» THE REQUEST
What is the number of lines in these entries that include "信息通信行业发展规划"? Write that number and no other text.

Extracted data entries

- - - - - - -

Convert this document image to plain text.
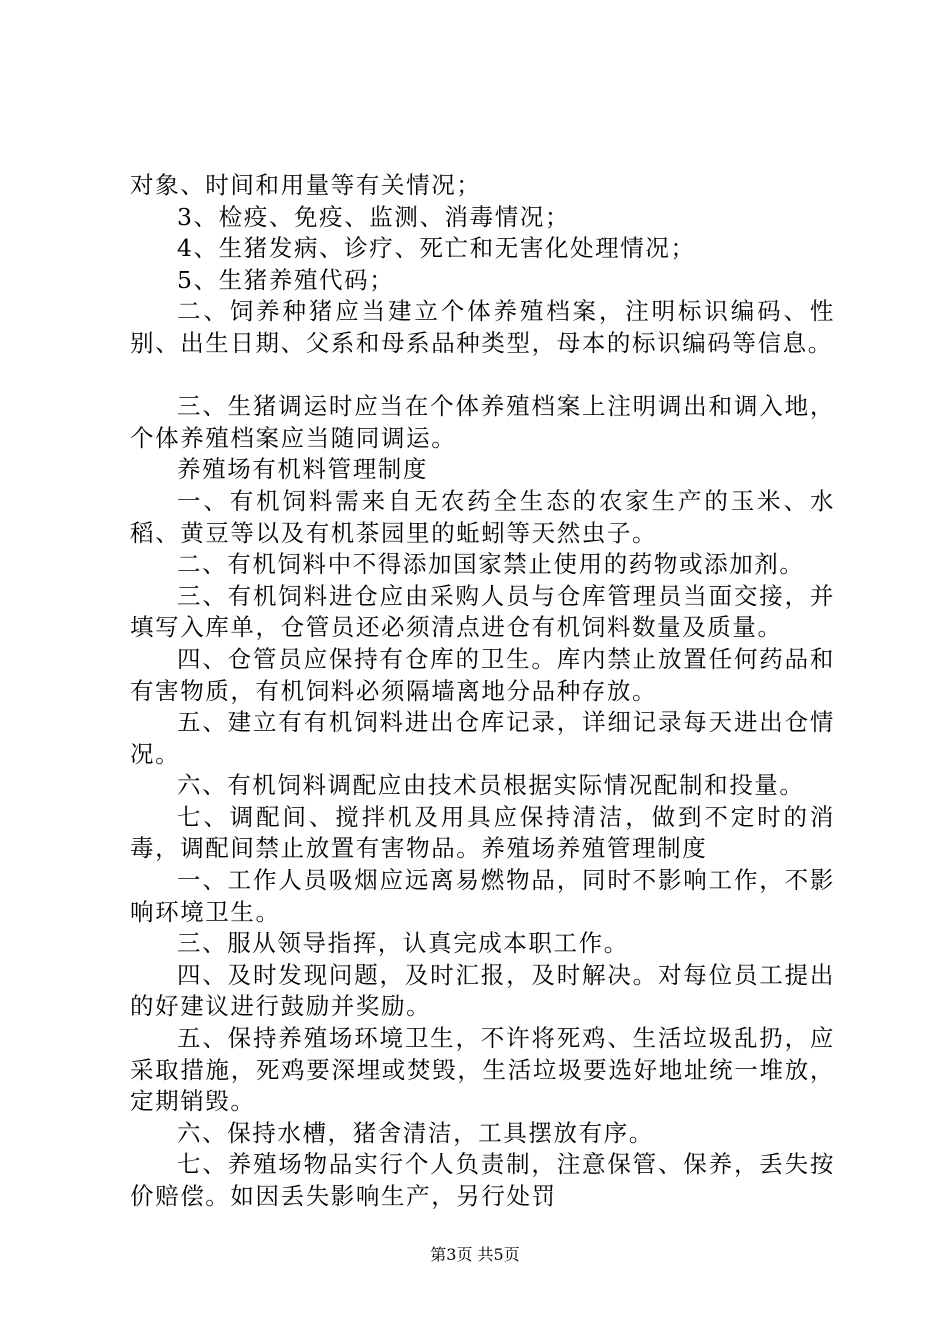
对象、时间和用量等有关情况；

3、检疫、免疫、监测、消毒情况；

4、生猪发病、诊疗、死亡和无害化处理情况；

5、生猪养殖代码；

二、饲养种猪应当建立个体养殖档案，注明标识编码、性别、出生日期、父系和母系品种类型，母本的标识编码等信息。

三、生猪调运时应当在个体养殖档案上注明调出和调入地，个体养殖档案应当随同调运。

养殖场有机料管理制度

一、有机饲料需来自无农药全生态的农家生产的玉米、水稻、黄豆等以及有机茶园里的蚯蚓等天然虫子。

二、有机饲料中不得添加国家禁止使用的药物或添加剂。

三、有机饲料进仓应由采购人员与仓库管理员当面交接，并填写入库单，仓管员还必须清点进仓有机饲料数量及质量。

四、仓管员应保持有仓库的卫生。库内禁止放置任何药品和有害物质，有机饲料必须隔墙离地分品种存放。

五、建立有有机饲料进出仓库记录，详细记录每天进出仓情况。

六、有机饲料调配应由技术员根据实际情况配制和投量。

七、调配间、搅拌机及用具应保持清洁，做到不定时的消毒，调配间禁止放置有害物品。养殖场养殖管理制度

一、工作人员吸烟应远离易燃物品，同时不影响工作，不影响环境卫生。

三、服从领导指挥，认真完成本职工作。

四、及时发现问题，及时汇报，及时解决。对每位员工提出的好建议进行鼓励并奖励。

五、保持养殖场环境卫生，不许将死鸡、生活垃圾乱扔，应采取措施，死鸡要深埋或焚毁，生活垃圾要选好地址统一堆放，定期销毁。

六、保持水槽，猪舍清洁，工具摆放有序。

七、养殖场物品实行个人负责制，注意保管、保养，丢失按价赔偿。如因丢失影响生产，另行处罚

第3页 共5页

- - - - - - -

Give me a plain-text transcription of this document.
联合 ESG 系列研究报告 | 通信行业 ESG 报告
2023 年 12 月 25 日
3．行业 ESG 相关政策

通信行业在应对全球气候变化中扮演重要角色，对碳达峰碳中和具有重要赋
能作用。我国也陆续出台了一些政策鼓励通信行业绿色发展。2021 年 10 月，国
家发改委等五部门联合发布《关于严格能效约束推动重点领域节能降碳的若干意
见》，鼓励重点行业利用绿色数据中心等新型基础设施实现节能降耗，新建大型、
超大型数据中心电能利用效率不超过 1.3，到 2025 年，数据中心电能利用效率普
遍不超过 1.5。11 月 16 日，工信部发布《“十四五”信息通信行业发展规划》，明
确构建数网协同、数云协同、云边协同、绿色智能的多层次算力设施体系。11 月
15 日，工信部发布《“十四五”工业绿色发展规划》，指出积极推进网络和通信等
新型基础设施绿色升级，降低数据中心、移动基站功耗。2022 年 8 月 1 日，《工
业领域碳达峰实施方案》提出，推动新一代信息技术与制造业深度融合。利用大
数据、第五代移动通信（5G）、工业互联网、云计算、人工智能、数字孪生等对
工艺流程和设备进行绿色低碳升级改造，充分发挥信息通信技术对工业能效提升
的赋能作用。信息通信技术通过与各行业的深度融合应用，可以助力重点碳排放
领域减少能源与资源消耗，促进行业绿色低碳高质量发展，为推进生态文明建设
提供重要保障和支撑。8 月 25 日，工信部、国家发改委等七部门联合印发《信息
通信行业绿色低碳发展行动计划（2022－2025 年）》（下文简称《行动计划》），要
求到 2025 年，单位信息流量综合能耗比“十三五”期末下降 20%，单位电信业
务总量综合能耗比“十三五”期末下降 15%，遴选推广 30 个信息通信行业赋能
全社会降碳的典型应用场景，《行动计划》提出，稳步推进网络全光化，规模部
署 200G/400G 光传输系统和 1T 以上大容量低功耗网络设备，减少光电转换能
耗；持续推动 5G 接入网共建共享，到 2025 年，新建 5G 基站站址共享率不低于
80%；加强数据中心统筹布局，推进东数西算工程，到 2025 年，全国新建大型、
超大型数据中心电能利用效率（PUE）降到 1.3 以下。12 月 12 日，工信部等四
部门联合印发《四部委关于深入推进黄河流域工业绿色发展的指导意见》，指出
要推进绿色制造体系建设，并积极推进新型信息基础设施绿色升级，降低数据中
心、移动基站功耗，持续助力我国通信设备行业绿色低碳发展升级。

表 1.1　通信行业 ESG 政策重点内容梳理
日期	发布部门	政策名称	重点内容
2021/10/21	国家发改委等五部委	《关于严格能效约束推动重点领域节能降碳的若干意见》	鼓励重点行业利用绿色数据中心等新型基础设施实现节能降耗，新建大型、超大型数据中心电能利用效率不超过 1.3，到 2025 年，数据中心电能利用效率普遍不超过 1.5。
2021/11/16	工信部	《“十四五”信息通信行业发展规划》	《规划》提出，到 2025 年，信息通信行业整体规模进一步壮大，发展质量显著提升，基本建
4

- - - - - - -

» OUTPUT OF THE TASK
2